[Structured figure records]
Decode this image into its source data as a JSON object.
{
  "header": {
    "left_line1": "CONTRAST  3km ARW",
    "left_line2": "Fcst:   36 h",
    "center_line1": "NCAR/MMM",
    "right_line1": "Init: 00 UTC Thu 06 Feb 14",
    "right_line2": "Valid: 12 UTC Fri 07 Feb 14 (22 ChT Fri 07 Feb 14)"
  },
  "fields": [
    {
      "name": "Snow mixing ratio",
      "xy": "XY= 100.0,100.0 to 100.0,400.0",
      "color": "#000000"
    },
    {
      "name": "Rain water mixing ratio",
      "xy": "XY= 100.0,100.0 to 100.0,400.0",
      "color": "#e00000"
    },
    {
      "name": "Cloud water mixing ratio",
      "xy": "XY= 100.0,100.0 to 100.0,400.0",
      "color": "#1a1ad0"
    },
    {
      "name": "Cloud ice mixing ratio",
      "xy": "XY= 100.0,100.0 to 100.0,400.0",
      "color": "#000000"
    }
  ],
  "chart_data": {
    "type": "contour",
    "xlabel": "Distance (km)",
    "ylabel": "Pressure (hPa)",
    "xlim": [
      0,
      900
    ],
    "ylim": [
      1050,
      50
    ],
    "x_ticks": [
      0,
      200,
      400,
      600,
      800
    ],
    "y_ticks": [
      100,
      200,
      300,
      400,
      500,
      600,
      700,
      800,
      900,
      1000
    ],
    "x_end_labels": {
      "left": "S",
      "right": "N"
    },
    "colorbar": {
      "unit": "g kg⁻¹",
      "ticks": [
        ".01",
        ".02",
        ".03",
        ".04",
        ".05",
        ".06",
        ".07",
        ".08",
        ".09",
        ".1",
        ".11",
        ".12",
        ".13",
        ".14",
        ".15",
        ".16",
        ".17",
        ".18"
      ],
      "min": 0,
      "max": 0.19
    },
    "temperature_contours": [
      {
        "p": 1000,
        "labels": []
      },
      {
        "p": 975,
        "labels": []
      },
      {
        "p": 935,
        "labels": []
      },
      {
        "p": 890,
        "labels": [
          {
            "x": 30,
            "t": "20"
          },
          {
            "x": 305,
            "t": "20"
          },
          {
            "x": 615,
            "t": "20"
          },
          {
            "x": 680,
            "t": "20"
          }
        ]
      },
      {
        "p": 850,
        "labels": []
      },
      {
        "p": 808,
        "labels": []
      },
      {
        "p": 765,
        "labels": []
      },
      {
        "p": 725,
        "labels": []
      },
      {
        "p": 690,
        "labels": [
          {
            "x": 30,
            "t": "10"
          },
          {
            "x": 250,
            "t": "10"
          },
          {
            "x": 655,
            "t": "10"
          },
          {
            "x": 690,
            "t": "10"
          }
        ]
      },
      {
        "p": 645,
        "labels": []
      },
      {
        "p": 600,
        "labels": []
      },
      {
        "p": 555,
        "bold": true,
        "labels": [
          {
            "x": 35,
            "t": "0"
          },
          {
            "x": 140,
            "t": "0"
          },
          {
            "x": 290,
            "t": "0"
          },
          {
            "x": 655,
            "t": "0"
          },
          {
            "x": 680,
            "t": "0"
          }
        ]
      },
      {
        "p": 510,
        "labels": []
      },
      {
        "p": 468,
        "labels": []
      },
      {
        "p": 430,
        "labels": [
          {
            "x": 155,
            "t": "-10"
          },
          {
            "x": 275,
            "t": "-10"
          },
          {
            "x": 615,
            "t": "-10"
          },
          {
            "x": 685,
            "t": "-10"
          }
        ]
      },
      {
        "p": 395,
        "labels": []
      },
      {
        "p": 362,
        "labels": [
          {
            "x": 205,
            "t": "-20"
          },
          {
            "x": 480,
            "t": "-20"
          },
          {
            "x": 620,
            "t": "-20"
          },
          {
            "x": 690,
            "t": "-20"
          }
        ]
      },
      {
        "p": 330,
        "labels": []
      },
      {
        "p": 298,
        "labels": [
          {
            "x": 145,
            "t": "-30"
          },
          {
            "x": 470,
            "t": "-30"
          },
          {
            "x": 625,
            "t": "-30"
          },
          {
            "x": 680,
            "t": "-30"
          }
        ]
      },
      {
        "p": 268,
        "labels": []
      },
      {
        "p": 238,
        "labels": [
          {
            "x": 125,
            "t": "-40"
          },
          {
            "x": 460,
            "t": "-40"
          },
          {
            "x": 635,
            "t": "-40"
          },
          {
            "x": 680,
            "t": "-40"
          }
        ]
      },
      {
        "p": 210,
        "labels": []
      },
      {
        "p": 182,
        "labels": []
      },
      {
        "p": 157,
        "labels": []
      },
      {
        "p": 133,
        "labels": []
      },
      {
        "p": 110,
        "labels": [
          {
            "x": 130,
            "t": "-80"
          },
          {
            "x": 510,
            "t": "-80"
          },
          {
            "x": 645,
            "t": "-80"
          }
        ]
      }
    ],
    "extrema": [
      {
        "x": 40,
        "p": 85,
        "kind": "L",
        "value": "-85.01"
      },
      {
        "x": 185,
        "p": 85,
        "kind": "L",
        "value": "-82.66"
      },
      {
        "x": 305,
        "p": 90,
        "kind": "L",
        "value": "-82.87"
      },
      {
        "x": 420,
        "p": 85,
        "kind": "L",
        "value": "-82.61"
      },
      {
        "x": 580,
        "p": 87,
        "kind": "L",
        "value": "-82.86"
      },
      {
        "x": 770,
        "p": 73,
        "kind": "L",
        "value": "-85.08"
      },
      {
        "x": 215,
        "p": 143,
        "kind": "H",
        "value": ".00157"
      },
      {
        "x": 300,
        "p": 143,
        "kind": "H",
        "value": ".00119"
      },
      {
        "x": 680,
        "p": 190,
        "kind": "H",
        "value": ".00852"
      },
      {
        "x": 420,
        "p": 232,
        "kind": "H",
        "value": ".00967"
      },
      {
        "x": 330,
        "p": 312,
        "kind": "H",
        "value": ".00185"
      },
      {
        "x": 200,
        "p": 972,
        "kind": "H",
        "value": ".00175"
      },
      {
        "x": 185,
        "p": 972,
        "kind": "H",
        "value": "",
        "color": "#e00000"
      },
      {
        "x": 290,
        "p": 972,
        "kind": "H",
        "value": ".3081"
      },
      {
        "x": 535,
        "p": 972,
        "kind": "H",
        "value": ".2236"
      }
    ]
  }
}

**DIRECTIVE**: The lines above form a set of records; determine how many of them contain the string "name" and give that number alone.

**TASK RESPONSE**: 4